- WHAT IS EXPECTED: Copy each line that holds "interpretación".

[Recorded data]
[start]
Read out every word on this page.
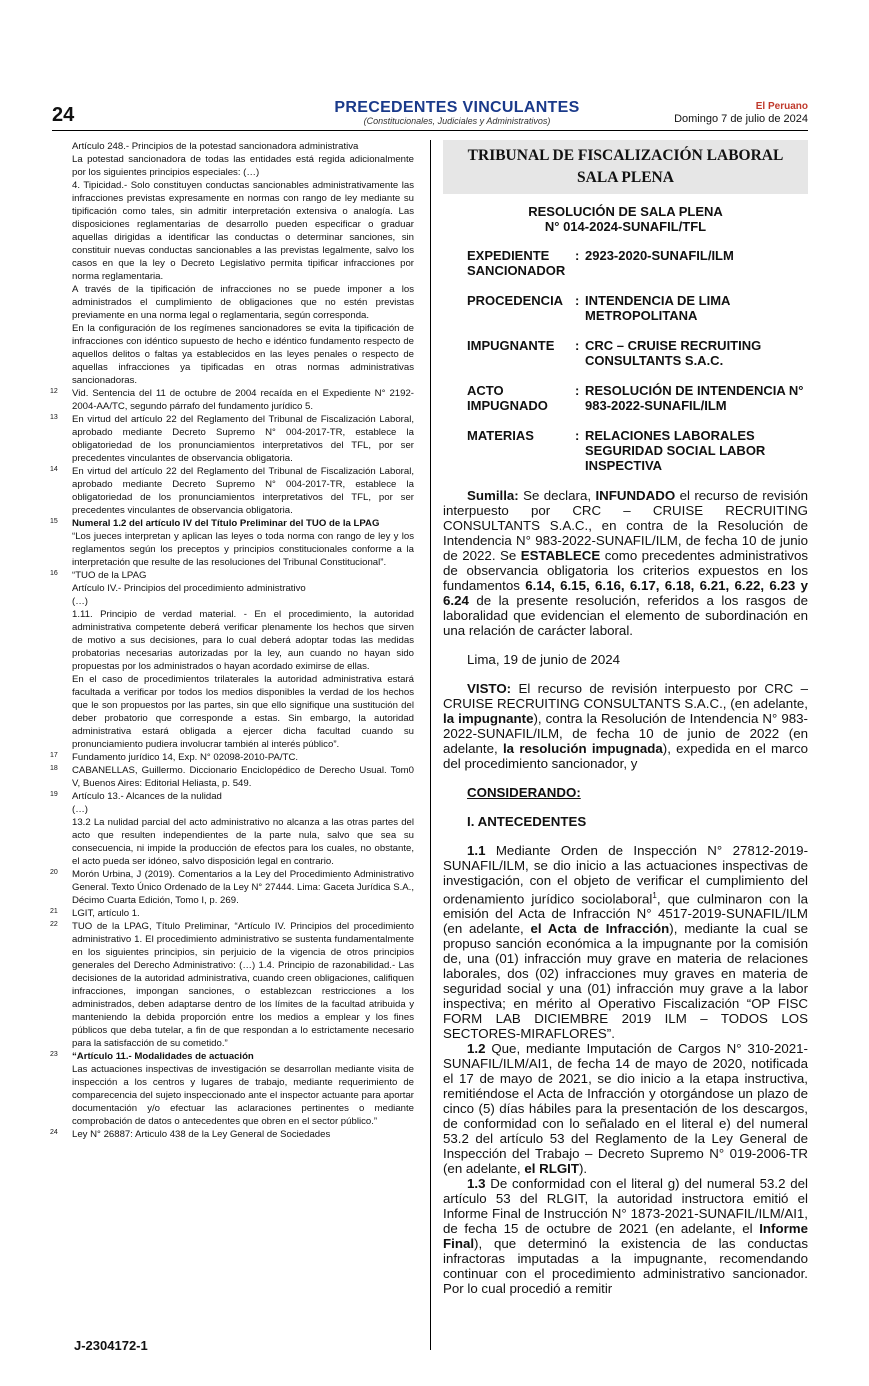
24	PRECEDENTES VINCULANTES
(Constitucionales, Judiciales y Administrativos)
El Peruano
Domingo 7 de julio de 2024

Artículo 248.- Principios de la potestad sancionadora administrativa

La potestad sancionadora de todas las entidades está regida adicionalmente por los siguientes principios especiales: (…)

4. Tipicidad.- Solo constituyen conductas sancionables administrativamente las infracciones previstas expresamente en normas con rango de ley mediante su tipificación como tales, sin admitir interpretación extensiva o analogía. Las disposiciones reglamentarias de desarrollo pueden especificar o graduar aquellas dirigidas a identificar las conductas o determinar sanciones, sin constituir nuevas conductas sancionables a las previstas legalmente, salvo los casos en que la ley o Decreto Legislativo permita tipificar infracciones por norma reglamentaria.

A través de la tipificación de infracciones no se puede imponer a los administrados el cumplimiento de obligaciones que no estén previstas previamente en una norma legal o reglamentaria, según corresponda.

En la configuración de los regímenes sancionadores se evita la tipificación de infracciones con idéntico supuesto de hecho e idéntico fundamento respecto de aquellos delitos o faltas ya establecidos en las leyes penales o respecto de aquellas infracciones ya tipificadas en otras normas administrativas sancionadoras.

12 Vid. Sentencia del 11 de octubre de 2004 recaída en el Expediente N° 2192-2004-AA/TC, segundo párrafo del fundamento jurídico 5.
13 En virtud del artículo 22 del Reglamento del Tribunal de Fiscalización Laboral, aprobado mediante Decreto Supremo N° 004-2017-TR, establece la obligatoriedad de los pronunciamientos interpretativos del TFL, por ser precedentes vinculantes de observancia obligatoria.
14 En virtud del artículo 22 del Reglamento del Tribunal de Fiscalización Laboral, aprobado mediante Decreto Supremo N° 004-2017-TR, establece la obligatoriedad de los pronunciamientos interpretativos del TFL, por ser precedentes vinculantes de observancia obligatoria.
15 Numeral 1.2 del artículo IV del Título Preliminar del TUO de la LPAG
“Los jueces interpretan y aplican las leyes o toda norma con rango de ley y los reglamentos según los preceptos y principios constitucionales conforme a la interpretación que resulte de las resoluciones del Tribunal Constitucional”.
16 “TUO de la LPAG
Artículo IV.- Principios del procedimiento administrativo
(…)
1.11. Principio de verdad material. - En el procedimiento, la autoridad administrativa competente deberá verificar plenamente los hechos que sirven de motivo a sus decisiones, para lo cual deberá adoptar todas las medidas probatorias necesarias autorizadas por la ley, aun cuando no hayan sido propuestas por los administrados o hayan acordado eximirse de ellas.
En el caso de procedimientos trilaterales la autoridad administrativa estará facultada a verificar por todos los medios disponibles la verdad de los hechos que le son propuestos por las partes, sin que ello signifique una sustitución del deber probatorio que corresponde a estas. Sin embargo, la autoridad administrativa estará obligada a ejercer dicha facultad cuando su pronunciamiento pudiera involucrar también al interés público”.
17 Fundamento jurídico 14, Exp. N° 02098-2010-PA/TC.
18 CABANELLAS, Guillermo. Diccionario Enciclopédico de Derecho Usual. Tom0 V, Buenos Aires: Editorial Heliasta, p. 549.
19 Artículo 13.- Alcances de la nulidad
(…)
13.2 La nulidad parcial del acto administrativo no alcanza a las otras partes del acto que resulten independientes de la parte nula, salvo que sea su consecuencia, ni impide la producción de efectos para los cuales, no obstante, el acto pueda ser idóneo, salvo disposición legal en contrario.
20 Morón Urbina, J (2019). Comentarios a la Ley del Procedimiento Administrativo General. Texto Único Ordenado de la Ley N° 27444. Lima: Gaceta Jurídica S.A., Décimo Cuarta Edición, Tomo I, p. 269.
21 LGIT, artículo 1.
22 TUO de la LPAG, Título Preliminar, “Artículo IV. Principios del procedimiento administrativo 1. El procedimiento administrativo se sustenta fundamentalmente en los siguientes principios, sin perjuicio de la vigencia de otros principios generales del Derecho Administrativo: (…) 1.4. Principio de razonabilidad.- Las decisiones de la autoridad administrativa, cuando creen obligaciones, califiquen infracciones, impongan sanciones, o establezcan restricciones a los administrados, deben adaptarse dentro de los límites de la facultad atribuida y manteniendo la debida proporción entre los medios a emplear y los fines públicos que deba tutelar, a fin de que respondan a lo estrictamente necesario para la satisfacción de su cometido.”
23 “Artículo 11.- Modalidades de actuación
Las actuaciones inspectivas de investigación se desarrollan mediante visita de inspección a los centros y lugares de trabajo, mediante requerimiento de comparecencia del sujeto inspeccionado ante el inspector actuante para aportar documentación y/o efectuar las aclaraciones pertinentes o mediante comprobación de datos o antecedentes que obren en el sector público.”
24 Ley N° 26887: Articulo 438 de la Ley General de Sociedades
TRIBUNAL DE FISCALIZACIÓN LABORAL
SALA PLENA
RESOLUCIÓN DE SALA PLENA
N° 014-2024-SUNAFIL/TFL
EXPEDIENTE SANCIONADOR
: 2923-2020-SUNAFIL/ILM
PROCEDENCIA : INTENDENCIA DE LIMA METROPOLITANA
IMPUGNANTE	: CRC – CRUISE RECRUITING CONSULTANTS S.A.C.
ACTO IMPUGNADO
: RESOLUCIÓN DE INTENDENCIA N° 983-2022-SUNAFIL/ILM
MATERIAS	: RELACIONES LABORALES SEGURIDAD SOCIAL LABOR INSPECTIVA

Sumilla: Se declara, INFUNDADO el recurso de revisión interpuesto por CRC – CRUISE RECRUITING CONSULTANTS S.A.C., en contra de la Resolución de Intendencia N° 983-2022-SUNAFIL/ILM, de fecha 10 de junio de 2022. Se ESTABLECE como precedentes administrativos de observancia obligatoria los criterios expuestos en los fundamentos 6.14, 6.15, 6.16, 6.17, 6.18, 6.21, 6.22, 6.23 y 6.24 de la presente resolución, referidos a los rasgos de laboralidad que evidencian el elemento de subordinación en una relación de carácter laboral.

Lima, 19 de junio de 2024

VISTO: El recurso de revisión interpuesto por CRC – CRUISE RECRUITING CONSULTANTS S.A.C., (en adelante, la impugnante), contra la Resolución de Intendencia N° 983-2022-SUNAFIL/ILM, de fecha 10 de junio de 2022 (en adelante, la resolución impugnada), expedida en el marco del procedimiento sancionador, y

CONSIDERANDO:

I. ANTECEDENTES

1.1 Mediante Orden de Inspección N° 27812-2019-SUNAFIL/ILM, se dio inicio a las actuaciones inspectivas de investigación, con el objeto de verificar el cumplimiento del ordenamiento jurídico sociolaboral$^1$, que culminaron con la emisión del Acta de Infracción N° 4517-2019-SUNAFIL/ILM (en adelante, el Acta de Infracción), mediante la cual se propuso sanción económica a la impugnante por la comisión de, una (01) infracción muy grave en materia de relaciones laborales, dos (02) infracciones muy graves en materia de seguridad social y una (01) infracción muy grave a la labor inspectiva; en mérito al Operativo Fiscalización “OP FISC FORM LAB DICIEMBRE 2019 ILM – TODOS LOS SECTORES-MIRAFLORES”.

1.2 Que, mediante Imputación de Cargos N° 310-2021-SUNAFIL/ILM/AI1, de fecha 14 de mayo de 2020, notificada el 17 de mayo de 2021, se dio inicio a la etapa instructiva, remitiéndose el Acta de Infracción y otorgándose un plazo de cinco (5) días hábiles para la presentación de los descargos, de conformidad con lo señalado en el literal e) del numeral 53.2 del artículo 53 del Reglamento de la Ley General de Inspección del Trabajo – Decreto Supremo N° 019-2006-TR (en adelante, el RLGIT).

1.3 De conformidad con el literal g) del numeral 53.2 del artículo 53 del RLGIT, la autoridad instructora emitió el Informe Final de Instrucción N° 1873-2021-SUNAFIL/ILM/AI1, de fecha 15 de octubre de 2021 (en adelante, el Informe Final), que determinó la existencia de las conductas infractoras imputadas a la impugnante, recomendando continuar con el procedimiento administrativo sancionador. Por lo cual procedió a remitir

J-2304172-1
[end]
- WRITTEN ANSWER:
4. Tipicidad.- Solo constituyen conductas sancionables administrativamente las infracciones previstas expresamente en normas con rango de ley mediante su tipificación como tales, sin admitir interpretación extensiva o analogía. Las disposiciones reglamentarias de desarrollo pueden especificar o graduar aquellas dirigidas a identificar las conductas o determinar sanciones, sin constituir nuevas conductas sancionables a las previstas legalmente, salvo los casos en que la ley o Decreto Legislativo permita tipificar infracciones por norma reglamentaria.
“Los jueces interpretan y aplican las leyes o toda norma con rango de ley y los reglamentos según los preceptos y principios constitucionales conforme a la interpretación que resulte de las resoluciones del Tribunal Constitucional”.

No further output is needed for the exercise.